Written exercise: Here are some records. Copy each one exactly.

+ + +

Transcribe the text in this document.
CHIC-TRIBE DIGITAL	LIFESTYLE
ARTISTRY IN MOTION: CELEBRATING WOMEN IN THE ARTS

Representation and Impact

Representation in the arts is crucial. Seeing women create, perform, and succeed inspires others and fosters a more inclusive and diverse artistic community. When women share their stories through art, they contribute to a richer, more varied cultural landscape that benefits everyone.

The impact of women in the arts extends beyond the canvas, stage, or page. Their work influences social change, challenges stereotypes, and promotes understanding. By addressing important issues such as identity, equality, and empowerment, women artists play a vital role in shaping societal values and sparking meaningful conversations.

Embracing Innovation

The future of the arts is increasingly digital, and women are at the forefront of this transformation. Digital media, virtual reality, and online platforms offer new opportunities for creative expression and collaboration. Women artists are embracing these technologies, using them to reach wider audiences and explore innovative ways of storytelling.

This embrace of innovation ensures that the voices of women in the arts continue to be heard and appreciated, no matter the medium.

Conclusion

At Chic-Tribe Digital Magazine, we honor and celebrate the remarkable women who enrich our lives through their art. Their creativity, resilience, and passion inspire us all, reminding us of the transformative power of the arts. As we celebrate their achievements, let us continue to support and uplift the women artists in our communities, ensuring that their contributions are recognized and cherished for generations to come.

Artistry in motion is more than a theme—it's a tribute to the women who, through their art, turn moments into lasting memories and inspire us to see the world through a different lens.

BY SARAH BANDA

+ + +

Output below:
Transcribe the text in this document.
CHIC-TRIBE DIGITAL	LIFESTYLE
ARTISTRY IN MOTION: CELEBRATING WOMEN IN THE ARTS

Representation and Impact

Representation in the arts is crucial. Seeing women create, perform, and succeed inspires others and fosters a more inclusive and diverse artistic community. When women share their stories through art, they contribute to a richer, more varied cultural landscape that benefits everyone.

The impact of women in the arts extends beyond the canvas, stage, or page. Their work influences social change, challenges stereotypes, and promotes understanding. By addressing important issues such as identity, equality, and empowerment, women artists play a vital role in shaping societal values and sparking meaningful conversations.

Embracing Innovation

The future of the arts is increasingly digital, and women are at the forefront of this transformation. Digital media, virtual reality, and online platforms offer new opportunities for creative expression and collaboration. Women artists are embracing these technologies, using them to reach wider audiences and explore innovative ways of storytelling.

This embrace of innovation ensures that the voices of women in the arts continue to be heard and appreciated, no matter the medium.

Conclusion

At Chic-Tribe Digital Magazine, we honor and celebrate the remarkable women who enrich our lives through their art. Their creativity, resilience, and passion inspire us all, reminding us of the transformative power of the arts. As we celebrate their achievements, let us continue to support and uplift the women artists in our communities, ensuring that their contributions are recognized and cherished for generations to come.

Artistry in motion is more than a theme—it's a tribute to the women who, through their art, turn moments into lasting memories and inspire us to see the world through a different lens.

BY SARAH BANDA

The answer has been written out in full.